§ **TRECHO DO TEXTO**
O presidente da República, Luiz Inácio Lula da Silva (PT), decidiu participar da 4ª Cúpula da Comunidade de Estados Latino-americanos e Caribenhos (Celac), que acontece entre os dias 9 e 10 de novembro, em Santa Marta (Colômbia). Lula deve participar apenas do primeiro, já que na segunda-feira (10), ele tem agenda marcada em Belém (PA) para a abertura da COP30.
O principal objetivo da viagem, confirmada de última hora, é discutir a mobilização de tropas estadunidenses no mar do Caribe e as ameaças feitas pelo governo dos Estados Unidos à Venezuela.
Na terça-feira (4), durante coletiva de imprensa a agências internacionais de notícias, o presidente falou sobre a reunião em Santa Marta e disse que “só teria sentido a reunião da Celac, neste momento, se for para discutir a questão dos navios de guerra americanos nos mares da América Latina”. “Somos uma zona de paz, não precisamos de guerra aqui. O problema que existe na Venezuela é um problema político que deve ser resolvido na política”, declarou o Lula.

§ **REGISTROS DE DADOS**
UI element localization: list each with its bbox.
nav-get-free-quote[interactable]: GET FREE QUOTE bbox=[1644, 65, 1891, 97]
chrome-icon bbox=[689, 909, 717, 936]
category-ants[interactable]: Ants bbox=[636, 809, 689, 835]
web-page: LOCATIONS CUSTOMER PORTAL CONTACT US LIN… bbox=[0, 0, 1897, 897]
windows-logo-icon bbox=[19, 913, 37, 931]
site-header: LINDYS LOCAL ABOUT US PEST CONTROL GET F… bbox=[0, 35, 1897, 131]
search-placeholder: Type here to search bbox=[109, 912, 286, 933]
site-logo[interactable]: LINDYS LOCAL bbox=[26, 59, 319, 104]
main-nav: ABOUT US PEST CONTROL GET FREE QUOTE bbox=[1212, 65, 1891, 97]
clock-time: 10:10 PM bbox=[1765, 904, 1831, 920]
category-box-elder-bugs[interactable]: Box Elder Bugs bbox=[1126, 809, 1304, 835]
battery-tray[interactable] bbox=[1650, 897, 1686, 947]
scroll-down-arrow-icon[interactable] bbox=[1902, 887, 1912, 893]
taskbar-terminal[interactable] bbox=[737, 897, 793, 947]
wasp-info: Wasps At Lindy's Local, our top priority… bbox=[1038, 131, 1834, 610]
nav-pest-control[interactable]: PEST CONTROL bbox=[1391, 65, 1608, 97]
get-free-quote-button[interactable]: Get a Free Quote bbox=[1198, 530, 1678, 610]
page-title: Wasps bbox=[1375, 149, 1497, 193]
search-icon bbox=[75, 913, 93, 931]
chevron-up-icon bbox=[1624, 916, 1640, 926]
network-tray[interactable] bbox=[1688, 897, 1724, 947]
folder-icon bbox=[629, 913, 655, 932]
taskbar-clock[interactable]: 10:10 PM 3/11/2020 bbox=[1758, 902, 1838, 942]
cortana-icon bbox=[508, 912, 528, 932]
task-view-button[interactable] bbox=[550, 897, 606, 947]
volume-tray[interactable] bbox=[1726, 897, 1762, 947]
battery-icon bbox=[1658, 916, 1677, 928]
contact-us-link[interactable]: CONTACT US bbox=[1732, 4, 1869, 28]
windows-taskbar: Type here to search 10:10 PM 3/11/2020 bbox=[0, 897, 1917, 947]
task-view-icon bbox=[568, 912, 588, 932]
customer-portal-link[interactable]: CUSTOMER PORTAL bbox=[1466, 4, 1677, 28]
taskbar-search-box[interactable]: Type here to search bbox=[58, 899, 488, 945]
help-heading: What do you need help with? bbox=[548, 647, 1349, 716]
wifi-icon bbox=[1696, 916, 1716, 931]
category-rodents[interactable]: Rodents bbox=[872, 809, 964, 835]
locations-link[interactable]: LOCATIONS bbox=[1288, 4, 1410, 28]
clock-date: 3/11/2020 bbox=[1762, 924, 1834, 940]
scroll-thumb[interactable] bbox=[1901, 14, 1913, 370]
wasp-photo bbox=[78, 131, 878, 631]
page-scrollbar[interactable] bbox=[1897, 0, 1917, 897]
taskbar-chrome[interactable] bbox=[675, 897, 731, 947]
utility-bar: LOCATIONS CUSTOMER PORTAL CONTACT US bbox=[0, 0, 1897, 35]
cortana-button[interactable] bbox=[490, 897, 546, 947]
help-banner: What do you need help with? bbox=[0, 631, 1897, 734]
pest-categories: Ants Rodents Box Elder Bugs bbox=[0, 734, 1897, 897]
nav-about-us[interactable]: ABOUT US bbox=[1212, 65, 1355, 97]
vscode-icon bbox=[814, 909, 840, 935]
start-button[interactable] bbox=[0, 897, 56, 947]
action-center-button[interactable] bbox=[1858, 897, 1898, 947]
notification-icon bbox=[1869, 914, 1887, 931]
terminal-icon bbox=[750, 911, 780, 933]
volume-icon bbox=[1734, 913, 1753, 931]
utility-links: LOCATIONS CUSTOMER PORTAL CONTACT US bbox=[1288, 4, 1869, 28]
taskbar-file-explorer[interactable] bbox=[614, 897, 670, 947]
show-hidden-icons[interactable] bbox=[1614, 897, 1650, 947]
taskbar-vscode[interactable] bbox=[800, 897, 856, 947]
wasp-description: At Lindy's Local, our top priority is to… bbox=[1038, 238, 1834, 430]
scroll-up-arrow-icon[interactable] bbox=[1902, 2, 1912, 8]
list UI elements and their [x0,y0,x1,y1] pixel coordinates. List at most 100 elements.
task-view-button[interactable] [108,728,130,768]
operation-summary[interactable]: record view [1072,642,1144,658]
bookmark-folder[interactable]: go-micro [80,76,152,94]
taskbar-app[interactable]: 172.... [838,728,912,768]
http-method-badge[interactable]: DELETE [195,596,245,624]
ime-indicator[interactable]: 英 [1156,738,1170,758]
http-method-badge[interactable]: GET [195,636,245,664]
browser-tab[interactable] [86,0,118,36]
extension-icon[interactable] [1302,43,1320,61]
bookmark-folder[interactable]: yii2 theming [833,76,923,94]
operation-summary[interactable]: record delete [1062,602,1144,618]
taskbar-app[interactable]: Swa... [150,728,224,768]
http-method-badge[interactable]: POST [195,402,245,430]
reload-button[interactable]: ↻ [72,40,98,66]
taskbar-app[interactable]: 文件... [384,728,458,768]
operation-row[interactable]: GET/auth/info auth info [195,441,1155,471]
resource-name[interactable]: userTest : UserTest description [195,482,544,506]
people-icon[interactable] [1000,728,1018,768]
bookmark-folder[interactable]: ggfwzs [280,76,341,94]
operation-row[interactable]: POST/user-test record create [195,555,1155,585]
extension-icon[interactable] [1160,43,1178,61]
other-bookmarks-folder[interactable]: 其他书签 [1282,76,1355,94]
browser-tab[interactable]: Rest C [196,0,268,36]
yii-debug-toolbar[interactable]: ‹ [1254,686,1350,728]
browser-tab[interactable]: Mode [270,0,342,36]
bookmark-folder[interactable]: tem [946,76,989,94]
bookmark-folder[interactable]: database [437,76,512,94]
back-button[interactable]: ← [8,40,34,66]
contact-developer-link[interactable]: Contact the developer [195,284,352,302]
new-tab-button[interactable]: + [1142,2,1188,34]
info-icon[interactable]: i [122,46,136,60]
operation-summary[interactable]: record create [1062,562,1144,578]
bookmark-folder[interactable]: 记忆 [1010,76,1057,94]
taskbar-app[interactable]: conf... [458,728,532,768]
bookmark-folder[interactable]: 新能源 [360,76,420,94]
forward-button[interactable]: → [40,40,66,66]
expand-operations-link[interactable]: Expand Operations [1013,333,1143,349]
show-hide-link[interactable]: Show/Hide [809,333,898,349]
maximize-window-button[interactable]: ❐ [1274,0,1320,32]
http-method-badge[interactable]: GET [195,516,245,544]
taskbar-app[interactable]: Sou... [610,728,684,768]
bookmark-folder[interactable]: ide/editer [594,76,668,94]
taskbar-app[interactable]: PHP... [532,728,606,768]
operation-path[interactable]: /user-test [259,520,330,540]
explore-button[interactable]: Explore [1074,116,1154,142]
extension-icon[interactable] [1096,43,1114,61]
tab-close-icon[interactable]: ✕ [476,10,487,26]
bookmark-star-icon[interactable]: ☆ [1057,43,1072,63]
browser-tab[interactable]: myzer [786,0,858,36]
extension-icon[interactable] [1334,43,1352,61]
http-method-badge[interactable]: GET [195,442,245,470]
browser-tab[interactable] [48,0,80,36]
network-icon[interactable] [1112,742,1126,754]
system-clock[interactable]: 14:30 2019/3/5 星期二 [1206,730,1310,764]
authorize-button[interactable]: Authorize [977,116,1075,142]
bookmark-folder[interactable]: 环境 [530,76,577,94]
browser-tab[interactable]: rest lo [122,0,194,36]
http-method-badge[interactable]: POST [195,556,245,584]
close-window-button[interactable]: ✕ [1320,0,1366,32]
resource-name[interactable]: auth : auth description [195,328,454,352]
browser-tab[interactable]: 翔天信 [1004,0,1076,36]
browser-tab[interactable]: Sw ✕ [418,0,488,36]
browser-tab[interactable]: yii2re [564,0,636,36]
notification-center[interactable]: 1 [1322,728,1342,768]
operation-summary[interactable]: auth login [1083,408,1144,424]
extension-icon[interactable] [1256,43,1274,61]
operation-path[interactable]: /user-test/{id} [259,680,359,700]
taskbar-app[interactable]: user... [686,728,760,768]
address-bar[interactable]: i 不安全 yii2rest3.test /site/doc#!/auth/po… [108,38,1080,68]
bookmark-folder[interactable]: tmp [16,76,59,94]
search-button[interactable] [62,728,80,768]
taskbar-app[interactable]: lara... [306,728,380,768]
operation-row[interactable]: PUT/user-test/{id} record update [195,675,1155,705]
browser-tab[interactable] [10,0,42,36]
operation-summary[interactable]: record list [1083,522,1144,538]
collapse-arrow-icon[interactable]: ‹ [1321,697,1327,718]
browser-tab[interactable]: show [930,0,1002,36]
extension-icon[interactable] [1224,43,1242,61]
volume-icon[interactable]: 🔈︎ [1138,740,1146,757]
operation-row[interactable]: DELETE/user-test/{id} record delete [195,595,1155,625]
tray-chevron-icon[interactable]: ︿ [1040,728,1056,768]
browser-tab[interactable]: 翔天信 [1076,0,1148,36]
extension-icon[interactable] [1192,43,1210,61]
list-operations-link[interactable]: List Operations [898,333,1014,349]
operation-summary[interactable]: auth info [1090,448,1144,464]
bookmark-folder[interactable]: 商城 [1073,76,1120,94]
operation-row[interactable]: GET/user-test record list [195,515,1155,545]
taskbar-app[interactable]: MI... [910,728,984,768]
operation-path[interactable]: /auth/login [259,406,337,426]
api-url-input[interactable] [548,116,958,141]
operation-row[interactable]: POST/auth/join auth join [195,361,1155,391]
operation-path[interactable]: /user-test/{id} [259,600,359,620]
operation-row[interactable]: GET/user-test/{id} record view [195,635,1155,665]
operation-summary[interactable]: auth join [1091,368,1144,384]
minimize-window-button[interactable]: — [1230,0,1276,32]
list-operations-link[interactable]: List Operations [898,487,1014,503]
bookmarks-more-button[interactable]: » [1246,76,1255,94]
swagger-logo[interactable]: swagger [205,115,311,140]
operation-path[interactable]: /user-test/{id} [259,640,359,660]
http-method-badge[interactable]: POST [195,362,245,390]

§ **O QUE FAZER**
**a.** Segundo o texto sobre a Cúpula da Celac, qual é o principal objetivo da viagem de Lula a Santa Marta?
**b.** Reproduza o trecho do texto sobre a Cúpula da Celac que começa em "O presidente da" e termina em "Unidos à Venezuela.".

§ **EXERCÍCIO RESOLVIDO**
**a.** Discutir a mobilização de tropas estadunidenses no mar do Caribe e as ameaças feitas pelo governo dos Estados Unidos à Venezuela.

**b.**
O presidente da República, Luiz Inácio Lula da Silva (PT), decidiu participar da 4ª Cúpula da Comunidade de Estados Latino-americanos e Caribenhos (Celac), que acontece entre os dias 9 e 10 de novembro, em Santa Marta (Colômbia). Lula deve participar apenas do primeiro, já que na segunda-feira (10), ele tem agenda marcada em Belém (PA) para a abertura da COP30.
O principal objetivo da viagem, confirmada de última hora, é discutir a mobilização de tropas estadunidenses no mar do Caribe e as ameaças feitas pelo governo dos Estados Unidos à Venezuela.